> **TASK REQUIREMENTS**
**a.** Copy the part of the passage about 1983 that opens with the words containing "Cabbage Patch Dolls" and closes with "brothers every morning.", swapping "Christmas" for "holiday".
**b.** Pick up the passage about 1983 after its final sentence and write what follows.

SOURCE EXTRACT START

Cabbage Patch Dolls were the hot Christmas toy.

“Joshua” was the ninth-most popular name for newborn American baby boys in 1983.

Everyone in America was reading two books, one fiction and one non-fiction: “The Name Of The Rose” by Umberto Eco, a book now largely disappeared from view but the most recent novel that was both a scholarly work and a bestseller; and “Modern Times” by Paul Johnson, now an acknowledged classic, possibly the most influential and respected book of the final quarter of the 20th Century, still in print and still selling mountains of copies each year, read and quoted everywhere.

Andrew was three years old in 1983. According to Andrew’s mother, Andrew couldn’t understand why he couldn’t go to school with his brothers every morning.

Much has changed in the last twenty-five years, but much remains the same. My parents still live in the same house they bought in 1983. My father still works at the same law firm. My mother still works at the same CPA firm.

SOURCE EXTRACT END
DATA RECORDS START

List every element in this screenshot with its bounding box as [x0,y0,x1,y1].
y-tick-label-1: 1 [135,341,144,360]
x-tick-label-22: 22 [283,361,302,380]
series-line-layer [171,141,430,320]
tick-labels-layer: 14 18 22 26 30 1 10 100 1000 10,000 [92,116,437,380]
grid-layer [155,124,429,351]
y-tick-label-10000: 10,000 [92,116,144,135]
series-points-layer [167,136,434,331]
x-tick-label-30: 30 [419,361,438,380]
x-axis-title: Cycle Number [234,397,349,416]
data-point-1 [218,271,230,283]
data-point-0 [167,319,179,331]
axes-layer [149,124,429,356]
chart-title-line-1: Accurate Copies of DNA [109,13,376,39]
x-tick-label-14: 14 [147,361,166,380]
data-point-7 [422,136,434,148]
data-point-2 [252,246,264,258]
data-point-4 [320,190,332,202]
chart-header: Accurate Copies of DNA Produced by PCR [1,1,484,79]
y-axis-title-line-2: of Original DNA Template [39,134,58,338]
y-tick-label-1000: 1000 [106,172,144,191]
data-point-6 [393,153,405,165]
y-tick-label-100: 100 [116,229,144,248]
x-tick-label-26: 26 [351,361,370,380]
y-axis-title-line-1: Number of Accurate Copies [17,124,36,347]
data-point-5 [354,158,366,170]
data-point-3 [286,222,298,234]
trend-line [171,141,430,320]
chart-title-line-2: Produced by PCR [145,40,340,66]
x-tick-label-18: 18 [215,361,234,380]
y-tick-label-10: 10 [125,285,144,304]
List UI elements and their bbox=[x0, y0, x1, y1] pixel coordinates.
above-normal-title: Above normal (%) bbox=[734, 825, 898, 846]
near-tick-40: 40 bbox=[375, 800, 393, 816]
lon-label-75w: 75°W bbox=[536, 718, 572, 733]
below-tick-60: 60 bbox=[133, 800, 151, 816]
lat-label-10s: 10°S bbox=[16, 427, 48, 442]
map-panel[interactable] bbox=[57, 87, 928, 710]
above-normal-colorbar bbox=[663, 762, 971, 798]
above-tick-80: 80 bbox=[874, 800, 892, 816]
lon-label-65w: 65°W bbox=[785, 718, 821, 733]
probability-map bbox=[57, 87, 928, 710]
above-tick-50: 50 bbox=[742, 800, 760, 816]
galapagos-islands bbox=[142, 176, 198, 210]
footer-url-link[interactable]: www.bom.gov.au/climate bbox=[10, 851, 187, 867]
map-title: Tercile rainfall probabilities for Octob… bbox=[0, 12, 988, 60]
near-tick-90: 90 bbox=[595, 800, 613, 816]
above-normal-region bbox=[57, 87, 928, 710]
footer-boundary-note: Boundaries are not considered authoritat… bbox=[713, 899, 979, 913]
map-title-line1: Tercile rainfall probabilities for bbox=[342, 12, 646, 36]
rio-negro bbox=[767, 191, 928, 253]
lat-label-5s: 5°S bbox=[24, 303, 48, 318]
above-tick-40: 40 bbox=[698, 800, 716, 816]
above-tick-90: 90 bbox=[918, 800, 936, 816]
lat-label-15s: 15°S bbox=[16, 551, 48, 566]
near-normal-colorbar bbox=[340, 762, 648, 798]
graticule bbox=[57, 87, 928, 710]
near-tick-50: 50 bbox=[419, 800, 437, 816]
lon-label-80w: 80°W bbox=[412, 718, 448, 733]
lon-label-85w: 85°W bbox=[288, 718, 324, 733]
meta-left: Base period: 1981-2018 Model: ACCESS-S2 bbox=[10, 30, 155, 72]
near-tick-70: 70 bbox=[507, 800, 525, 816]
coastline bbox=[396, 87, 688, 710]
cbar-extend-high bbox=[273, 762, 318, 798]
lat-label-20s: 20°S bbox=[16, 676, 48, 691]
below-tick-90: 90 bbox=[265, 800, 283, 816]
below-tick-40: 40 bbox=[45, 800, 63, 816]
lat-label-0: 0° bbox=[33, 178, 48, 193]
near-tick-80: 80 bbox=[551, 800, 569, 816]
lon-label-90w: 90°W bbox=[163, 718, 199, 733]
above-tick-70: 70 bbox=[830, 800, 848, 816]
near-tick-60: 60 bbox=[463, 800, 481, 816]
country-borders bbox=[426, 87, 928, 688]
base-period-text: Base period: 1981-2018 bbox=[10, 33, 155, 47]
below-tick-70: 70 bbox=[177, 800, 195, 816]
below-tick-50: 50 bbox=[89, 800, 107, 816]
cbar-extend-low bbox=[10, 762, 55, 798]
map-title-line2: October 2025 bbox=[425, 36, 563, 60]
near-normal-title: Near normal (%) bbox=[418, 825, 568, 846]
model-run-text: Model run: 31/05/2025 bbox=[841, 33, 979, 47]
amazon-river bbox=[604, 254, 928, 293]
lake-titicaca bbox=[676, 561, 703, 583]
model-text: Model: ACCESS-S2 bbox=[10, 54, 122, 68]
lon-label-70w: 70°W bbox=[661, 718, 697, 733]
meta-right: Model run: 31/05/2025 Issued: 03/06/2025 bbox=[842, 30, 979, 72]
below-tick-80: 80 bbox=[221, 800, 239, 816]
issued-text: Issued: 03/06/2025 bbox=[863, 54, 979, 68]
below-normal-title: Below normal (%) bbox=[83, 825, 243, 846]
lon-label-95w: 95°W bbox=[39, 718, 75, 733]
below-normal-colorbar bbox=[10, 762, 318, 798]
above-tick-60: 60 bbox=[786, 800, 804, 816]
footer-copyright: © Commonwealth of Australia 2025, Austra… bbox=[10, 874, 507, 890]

DATA RECORDS END

> **TASK-BY-TASK ANSWERS**
**a.**
Cabbage Patch Dolls were the hot holiday toy.

“Joshua” was the ninth-most popular name for newborn American baby boys in 1983.

Everyone in America was reading two books, one fiction and one non-fiction: “The Name Of The Rose” by Umberto Eco, a book now largely disappeared from view but the most recent novel that was both a scholarly work and a bestseller; and “Modern Times” by Paul Johnson, now an acknowledged classic, possibly the most influential and respected book of the final quarter of the 20th Century, still in print and still selling mountains of copies each year, read and quoted everywhere.

Andrew was three years old in 1983. According to Andrew’s mother, Andrew couldn’t understand why he couldn’t go to school with his brothers every morning.

**b.**
Life goes on. Some things remain constant. Some things—the deaths of grandparents, the arrivals of younger siblings—change.

Twenty-five years is a long time. I have now been around for a quarter century. For the first time in my life, I feel old.

I also, however, look forward to the next twenty-five years.

7 comments:

  1. Joshua,

    "For the first time in my life, I feel old."

    Give me a break!

    Dane

    ReplyDelete
  2. Joshua,

    Happy birthday, anyway. I hope you and Andrew enjoy the concert.

    Dane

    ReplyDelete
  3. Whew! When I saw early this morning that there were two new comments on my blog, I thought that the demented and dumb Andrew Patner must be back, posting comments on my blog again, and that I would have to delete them. Patner posted a comment last evening, which I deleted, and I see from my overnight visitor list that Patner once again was reading my blog in the middle of the night (as was Kenneth Slepyan, Professor Of History from Lexington, Kentucky, another constant middle-of-the-night visitor to my blog). I simply cannot believe that the reprehensible and classless Patner has the temerity to enter comments upon my blog. Unlike Drew, I automatically delete the comments of dumbos and whackos, and I was prepared to delete Patner once again, since he so clearly fulfills both criteria.

    Thank you for your birthday wishes. I appreciate them.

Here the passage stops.